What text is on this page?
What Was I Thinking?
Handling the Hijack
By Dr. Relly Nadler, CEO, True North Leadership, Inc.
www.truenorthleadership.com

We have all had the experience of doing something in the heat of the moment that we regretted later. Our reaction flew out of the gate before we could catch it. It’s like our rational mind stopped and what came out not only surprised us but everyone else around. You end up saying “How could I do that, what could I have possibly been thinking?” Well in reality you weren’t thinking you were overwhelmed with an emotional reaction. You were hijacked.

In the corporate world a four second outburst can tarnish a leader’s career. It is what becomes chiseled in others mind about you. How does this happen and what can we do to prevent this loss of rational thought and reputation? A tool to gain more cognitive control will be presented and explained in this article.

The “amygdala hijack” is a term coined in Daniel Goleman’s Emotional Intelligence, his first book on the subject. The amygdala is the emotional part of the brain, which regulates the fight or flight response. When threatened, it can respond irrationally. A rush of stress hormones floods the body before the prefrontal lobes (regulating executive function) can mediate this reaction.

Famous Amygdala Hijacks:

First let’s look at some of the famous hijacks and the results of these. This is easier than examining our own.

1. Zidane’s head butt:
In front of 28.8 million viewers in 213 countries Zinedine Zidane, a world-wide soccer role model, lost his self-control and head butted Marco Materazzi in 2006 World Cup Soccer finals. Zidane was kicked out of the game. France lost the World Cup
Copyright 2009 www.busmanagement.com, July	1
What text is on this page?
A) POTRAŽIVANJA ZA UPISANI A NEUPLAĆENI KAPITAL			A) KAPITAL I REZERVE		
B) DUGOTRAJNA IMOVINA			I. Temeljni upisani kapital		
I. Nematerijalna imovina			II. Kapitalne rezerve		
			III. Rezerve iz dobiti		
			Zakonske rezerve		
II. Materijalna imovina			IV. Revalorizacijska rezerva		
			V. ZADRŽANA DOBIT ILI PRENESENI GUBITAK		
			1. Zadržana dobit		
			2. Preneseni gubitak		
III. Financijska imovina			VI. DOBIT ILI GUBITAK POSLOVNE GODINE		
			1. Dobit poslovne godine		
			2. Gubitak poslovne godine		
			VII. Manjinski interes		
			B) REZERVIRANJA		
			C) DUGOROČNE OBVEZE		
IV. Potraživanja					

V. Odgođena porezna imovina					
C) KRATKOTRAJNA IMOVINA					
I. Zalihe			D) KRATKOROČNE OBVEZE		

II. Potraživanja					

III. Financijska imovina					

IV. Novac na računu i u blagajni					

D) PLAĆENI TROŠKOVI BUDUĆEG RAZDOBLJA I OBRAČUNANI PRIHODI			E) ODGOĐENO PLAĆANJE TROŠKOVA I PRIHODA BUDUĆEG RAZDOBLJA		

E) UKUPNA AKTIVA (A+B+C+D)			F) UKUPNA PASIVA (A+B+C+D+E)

________________________

Count the lines above in which the word "control" appears, then state only that count.

- _FINAL RESULT_
2